— begin Dataset content —

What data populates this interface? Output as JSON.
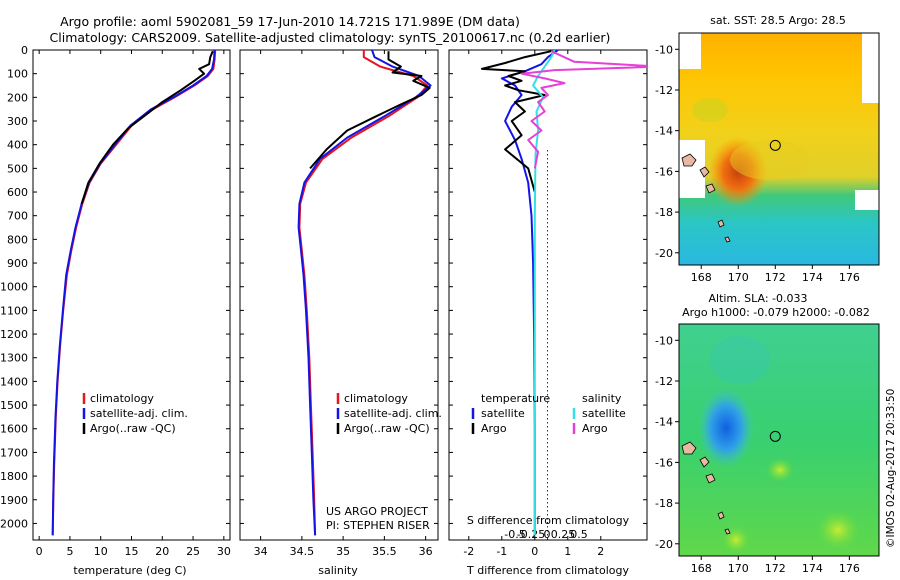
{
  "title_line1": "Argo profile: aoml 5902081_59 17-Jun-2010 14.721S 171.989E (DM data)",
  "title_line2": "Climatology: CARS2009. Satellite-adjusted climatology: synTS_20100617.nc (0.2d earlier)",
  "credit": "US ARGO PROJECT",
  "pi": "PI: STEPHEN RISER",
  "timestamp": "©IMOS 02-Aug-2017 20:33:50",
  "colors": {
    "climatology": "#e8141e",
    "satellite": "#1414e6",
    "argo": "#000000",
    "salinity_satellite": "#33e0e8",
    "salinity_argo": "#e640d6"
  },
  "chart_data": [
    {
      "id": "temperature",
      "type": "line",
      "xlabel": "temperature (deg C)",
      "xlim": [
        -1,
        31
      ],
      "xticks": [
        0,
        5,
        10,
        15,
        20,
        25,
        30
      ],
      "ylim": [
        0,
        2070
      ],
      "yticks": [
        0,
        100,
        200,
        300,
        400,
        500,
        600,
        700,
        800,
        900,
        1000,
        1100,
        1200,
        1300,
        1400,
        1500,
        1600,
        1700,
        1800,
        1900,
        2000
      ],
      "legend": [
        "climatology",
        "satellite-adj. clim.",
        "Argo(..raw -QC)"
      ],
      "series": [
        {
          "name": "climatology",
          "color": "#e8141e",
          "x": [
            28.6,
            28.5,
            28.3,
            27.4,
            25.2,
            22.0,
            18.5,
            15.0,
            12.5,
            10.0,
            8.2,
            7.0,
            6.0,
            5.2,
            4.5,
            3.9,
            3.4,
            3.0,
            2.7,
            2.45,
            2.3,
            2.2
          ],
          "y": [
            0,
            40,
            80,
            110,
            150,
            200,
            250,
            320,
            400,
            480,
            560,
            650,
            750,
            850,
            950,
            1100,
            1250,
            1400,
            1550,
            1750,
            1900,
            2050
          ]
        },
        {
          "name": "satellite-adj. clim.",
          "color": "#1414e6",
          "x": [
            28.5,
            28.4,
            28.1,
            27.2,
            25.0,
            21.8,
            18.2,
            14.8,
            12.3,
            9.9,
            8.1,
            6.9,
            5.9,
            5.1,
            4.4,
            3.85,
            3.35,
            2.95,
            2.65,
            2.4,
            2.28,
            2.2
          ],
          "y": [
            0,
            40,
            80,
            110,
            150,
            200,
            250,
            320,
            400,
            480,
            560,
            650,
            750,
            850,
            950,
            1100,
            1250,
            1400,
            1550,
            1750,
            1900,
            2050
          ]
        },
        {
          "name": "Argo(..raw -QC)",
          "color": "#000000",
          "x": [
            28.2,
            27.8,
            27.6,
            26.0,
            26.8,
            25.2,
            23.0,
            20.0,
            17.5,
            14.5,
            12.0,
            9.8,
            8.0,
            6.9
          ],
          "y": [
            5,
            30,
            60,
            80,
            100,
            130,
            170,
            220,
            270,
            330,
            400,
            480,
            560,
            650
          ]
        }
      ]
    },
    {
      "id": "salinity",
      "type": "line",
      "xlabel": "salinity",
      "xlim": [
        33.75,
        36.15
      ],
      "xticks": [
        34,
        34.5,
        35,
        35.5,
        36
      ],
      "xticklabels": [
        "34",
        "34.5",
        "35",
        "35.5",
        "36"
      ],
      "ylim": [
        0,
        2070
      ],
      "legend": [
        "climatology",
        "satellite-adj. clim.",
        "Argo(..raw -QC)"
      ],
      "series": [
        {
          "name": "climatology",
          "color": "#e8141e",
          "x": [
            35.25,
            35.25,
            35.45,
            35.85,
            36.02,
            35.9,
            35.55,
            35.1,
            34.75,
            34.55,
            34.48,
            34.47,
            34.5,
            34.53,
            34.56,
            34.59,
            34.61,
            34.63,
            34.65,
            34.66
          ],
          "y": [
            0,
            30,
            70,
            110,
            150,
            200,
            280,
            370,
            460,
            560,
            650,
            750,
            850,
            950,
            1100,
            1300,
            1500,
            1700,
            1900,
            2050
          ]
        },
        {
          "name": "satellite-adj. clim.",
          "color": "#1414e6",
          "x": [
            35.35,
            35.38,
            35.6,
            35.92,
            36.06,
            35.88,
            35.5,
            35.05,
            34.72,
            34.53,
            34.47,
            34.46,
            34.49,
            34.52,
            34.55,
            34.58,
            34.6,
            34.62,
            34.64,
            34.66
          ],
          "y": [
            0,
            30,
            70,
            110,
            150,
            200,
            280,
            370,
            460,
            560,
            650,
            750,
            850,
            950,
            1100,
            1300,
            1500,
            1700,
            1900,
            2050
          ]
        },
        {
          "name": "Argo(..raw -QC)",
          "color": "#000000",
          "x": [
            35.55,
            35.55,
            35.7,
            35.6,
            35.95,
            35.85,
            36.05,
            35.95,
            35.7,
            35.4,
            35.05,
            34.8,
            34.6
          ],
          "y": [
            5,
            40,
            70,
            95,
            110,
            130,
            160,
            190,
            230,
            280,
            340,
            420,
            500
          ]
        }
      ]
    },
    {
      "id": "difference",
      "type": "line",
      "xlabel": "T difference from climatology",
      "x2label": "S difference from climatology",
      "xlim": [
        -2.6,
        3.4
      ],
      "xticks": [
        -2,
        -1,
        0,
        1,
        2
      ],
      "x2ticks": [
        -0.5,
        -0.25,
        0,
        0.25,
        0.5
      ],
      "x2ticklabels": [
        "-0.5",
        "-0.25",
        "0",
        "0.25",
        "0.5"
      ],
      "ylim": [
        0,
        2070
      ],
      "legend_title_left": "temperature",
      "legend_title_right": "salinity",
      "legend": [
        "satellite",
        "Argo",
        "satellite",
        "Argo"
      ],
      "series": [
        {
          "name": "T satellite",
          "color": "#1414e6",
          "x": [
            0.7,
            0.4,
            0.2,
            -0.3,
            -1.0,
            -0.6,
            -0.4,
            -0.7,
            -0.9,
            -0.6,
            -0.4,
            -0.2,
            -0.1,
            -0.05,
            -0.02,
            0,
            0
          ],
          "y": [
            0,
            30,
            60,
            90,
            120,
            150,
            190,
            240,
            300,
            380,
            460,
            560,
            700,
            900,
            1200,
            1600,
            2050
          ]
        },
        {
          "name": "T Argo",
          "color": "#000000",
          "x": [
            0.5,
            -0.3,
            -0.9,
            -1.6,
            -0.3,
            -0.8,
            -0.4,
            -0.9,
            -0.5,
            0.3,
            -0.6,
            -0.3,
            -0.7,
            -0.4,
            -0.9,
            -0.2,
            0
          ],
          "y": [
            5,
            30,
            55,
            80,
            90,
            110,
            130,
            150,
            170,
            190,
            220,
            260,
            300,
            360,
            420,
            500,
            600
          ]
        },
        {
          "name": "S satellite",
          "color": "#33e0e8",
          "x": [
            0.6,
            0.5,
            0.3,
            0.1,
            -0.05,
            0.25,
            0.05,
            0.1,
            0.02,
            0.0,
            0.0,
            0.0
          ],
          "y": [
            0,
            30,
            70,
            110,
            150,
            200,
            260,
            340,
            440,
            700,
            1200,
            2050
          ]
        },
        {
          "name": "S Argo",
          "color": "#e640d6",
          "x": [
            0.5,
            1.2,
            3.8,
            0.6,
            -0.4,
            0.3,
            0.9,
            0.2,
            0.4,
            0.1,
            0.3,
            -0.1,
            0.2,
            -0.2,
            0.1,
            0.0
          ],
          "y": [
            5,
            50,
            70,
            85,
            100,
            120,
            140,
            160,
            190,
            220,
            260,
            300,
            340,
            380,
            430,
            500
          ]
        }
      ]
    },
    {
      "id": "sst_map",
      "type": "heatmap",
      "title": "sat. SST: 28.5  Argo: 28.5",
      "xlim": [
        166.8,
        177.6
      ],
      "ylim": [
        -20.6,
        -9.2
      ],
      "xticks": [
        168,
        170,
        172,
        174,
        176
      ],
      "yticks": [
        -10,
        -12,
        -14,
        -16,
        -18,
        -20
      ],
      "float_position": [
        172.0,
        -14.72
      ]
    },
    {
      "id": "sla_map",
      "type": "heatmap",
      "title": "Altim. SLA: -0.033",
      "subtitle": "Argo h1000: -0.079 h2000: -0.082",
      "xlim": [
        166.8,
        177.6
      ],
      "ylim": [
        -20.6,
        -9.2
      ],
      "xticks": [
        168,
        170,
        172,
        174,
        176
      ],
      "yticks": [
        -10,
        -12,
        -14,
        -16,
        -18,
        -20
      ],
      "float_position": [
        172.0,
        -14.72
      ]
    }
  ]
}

— end Dataset content —

Scan the material above for the string "xlabel" and report each line where you find it.

      "xlabel": "temperature (deg C)",
      "xlabel": "salinity",
      "xlabel": "T difference from climatology",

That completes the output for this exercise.